▸ Text provided
** start **

Ethics Reform In Albany: A Matter Of Conviction

The felony conviction of former Assembly Speaker Sheldon Silver is a stunning reminder that legislative corruption has deeply pervaded the roots of New York’s government. Corruption in any form is unacceptable, but it’s especially troubling when those in a position of power take advantage of the constituents and legislators who put them there.
What Sheldon Silver did is a disgrace, a stain on the institution of government, and diminishes the efforts of lawmakers who serve constituents with integrity. The fact that he is eligible to receive a pension funded by your hard-earned tax money is equally disgusting.
The aftermath of the jury’s verdict produced calls for ethics reform from nearly every corner of Albany. Even Mr. Silver’s Majority conference colleagues, who firmly supported him despite knowing he was the subject of a federal investigation, expressed the need for anti-corruption reforms. However, when Democrats promise reform, believe it when you see it.
The Assembly Democrats have talked the talk of reform, but failed miserably to walk the walk. Time after time they have blocked meaningful reform measures put forward by Republicans. From pension forfeitures, to term limits, to greater transparency in how the Assembly conducts business, Democrats have refused to consider reform bills or simply vote against them in committee.

** end **

[Records]

** start **

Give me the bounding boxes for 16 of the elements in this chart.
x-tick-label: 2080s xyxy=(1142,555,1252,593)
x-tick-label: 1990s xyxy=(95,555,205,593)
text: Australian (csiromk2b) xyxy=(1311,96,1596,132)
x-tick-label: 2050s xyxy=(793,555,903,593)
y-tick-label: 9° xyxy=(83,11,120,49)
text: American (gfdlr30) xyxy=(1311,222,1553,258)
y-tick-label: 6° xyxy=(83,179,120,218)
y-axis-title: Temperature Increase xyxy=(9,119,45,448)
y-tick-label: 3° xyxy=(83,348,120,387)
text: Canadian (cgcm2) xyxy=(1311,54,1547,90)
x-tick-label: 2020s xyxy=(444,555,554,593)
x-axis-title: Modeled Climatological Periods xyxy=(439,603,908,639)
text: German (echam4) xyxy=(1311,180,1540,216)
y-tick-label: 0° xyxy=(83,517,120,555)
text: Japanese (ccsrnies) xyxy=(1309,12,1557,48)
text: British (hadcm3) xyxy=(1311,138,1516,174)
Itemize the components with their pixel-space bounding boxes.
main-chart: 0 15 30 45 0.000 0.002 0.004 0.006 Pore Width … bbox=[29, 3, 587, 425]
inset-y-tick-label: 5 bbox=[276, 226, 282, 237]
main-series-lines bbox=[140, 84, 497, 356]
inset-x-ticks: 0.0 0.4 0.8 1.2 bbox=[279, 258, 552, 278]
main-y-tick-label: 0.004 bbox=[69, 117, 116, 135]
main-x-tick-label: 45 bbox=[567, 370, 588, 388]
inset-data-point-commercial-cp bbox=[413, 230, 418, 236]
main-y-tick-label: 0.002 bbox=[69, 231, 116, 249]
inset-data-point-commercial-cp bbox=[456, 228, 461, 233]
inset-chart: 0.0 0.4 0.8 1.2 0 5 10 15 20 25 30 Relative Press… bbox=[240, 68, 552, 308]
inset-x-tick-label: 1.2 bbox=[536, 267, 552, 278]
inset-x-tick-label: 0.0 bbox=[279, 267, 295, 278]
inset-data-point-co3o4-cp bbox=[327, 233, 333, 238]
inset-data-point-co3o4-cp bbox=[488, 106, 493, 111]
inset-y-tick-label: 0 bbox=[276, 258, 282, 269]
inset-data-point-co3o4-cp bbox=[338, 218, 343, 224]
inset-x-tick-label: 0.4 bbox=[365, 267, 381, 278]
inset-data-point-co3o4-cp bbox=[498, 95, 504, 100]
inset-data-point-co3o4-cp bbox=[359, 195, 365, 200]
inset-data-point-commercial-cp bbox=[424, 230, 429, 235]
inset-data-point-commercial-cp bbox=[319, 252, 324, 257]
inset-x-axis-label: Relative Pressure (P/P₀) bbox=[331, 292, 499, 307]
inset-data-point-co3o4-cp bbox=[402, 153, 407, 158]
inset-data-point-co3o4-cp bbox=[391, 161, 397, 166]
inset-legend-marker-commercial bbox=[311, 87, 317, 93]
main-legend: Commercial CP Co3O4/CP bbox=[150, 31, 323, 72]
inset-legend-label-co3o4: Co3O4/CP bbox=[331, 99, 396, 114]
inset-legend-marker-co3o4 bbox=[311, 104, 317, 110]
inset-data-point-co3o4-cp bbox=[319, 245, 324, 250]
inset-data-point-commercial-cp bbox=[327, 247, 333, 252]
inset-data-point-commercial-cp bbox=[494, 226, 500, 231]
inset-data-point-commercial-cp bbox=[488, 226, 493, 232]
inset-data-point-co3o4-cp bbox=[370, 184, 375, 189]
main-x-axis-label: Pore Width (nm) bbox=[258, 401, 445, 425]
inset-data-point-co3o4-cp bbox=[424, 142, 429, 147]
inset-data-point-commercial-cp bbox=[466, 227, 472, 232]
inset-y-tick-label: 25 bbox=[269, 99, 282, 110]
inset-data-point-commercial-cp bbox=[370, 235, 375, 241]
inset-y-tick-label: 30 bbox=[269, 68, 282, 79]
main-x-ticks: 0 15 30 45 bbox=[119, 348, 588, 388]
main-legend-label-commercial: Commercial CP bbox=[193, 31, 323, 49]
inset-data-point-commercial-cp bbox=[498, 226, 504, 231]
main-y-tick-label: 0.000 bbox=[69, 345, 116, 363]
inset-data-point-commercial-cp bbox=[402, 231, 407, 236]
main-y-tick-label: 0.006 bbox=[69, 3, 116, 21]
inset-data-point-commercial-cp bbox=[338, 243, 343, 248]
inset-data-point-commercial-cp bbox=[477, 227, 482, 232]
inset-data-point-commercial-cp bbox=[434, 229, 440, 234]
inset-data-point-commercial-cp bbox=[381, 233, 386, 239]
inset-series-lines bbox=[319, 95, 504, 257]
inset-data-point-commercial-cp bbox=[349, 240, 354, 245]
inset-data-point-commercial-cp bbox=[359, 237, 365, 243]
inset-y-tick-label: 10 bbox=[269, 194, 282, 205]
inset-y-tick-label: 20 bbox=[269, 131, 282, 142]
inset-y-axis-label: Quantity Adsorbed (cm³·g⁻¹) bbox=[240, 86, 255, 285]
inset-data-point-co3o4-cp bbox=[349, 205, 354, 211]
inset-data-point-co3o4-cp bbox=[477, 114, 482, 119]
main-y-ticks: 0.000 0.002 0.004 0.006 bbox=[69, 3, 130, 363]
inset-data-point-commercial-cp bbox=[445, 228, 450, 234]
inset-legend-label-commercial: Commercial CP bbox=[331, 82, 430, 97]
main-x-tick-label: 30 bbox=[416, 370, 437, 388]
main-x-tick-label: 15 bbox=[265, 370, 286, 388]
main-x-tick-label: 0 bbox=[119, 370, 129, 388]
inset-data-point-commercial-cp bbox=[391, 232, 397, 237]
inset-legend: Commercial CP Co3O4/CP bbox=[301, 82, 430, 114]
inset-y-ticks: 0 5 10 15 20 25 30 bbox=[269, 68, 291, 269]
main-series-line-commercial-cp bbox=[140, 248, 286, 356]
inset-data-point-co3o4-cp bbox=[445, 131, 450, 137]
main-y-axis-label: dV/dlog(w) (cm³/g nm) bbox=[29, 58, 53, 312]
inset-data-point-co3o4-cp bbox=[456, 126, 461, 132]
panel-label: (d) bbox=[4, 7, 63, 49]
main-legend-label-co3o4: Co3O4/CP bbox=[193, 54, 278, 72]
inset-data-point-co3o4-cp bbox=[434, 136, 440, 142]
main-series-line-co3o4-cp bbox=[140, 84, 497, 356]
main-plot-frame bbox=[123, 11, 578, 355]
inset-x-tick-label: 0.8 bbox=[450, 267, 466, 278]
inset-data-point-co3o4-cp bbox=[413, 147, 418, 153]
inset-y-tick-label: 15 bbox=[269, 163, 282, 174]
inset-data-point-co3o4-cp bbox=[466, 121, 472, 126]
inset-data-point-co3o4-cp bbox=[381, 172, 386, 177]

** end **

▸ Requirements
1/ Reproduce verbatim the passage of the Albany ethics reform piece from "What Sheldon Silver" up to and including "you see it.".
2/ Write the next part of the Albany ethics reform piece, picking up right after its final sentence.
The listing has no connection to the piece on ethics reform in Albany.

▸ Per-task outputs
1/
What Sheldon Silver did is a disgrace, a stain on the institution of government, and diminishes the efforts of lawmakers who serve constituents with integrity. The fact that he is eligible to receive a pension funded by your hard-earned tax money is equally disgusting.
The aftermath of the jury’s verdict produced calls for ethics reform from nearly every corner of Albany. Even Mr. Silver’s Majority conference colleagues, who firmly supported him despite knowing he was the subject of a federal investigation, expressed the need for anti-corruption reforms. However, when Democrats promise reform, believe it when you see it.

2/
I’m proud that Assembly Republicans have – and will continue to – propose the most stringent anti-corruption reforms in Albany. Our Public Officers Accountability Act (A.7393) addresses corruption on multiple levels and is designed to limit the concentration of power, which has proved fatal in the hands of corrupt people like Sheldon Silver. Democracy cannot work when unethical people are allowed to accumulate so much influence.
It won’t take long for New Yorkers to know Albany’s level of commitment to changing its ways. When the Legislature returns to Albany in January, it should immediately end the “three-men-in-a-room” negotiating approach that has persisted for too long. Having the most critical budget and legislative discussions involve only the governor, Assembly Speaker and Senate Leader is a major part of Albany’s problem. The days of backroom deals, secretive negotiations, and putting too much power in too few hands must end.
The governor has stated that ethics reform is a matter for the Legislature to address. And he’s right; lawmakers have a duty to act.  But the governor is hardly devoid of responsibility. His decision to exclude legislative leaders from negotiations remains a problem. His attempts at anti-corruption measures have been more confusing than effective. Consider this contradiction:
In 2013, the governor created the Moreland Commission, a panel of law-enforcement officials who – in his words – would “investigate and prosecute wrongdoing” in Albany. However, when asked this week about ethics reform, the governor, who disbanded the Moreland Commission prematurely, changed his story and claimed that the panel, “was not an investigative, prosecutorial commission.”
Is it any wonder why movement on ethics reform seems like a rudderless ship, drifting in no particular direction? Albany must find its way in 2016.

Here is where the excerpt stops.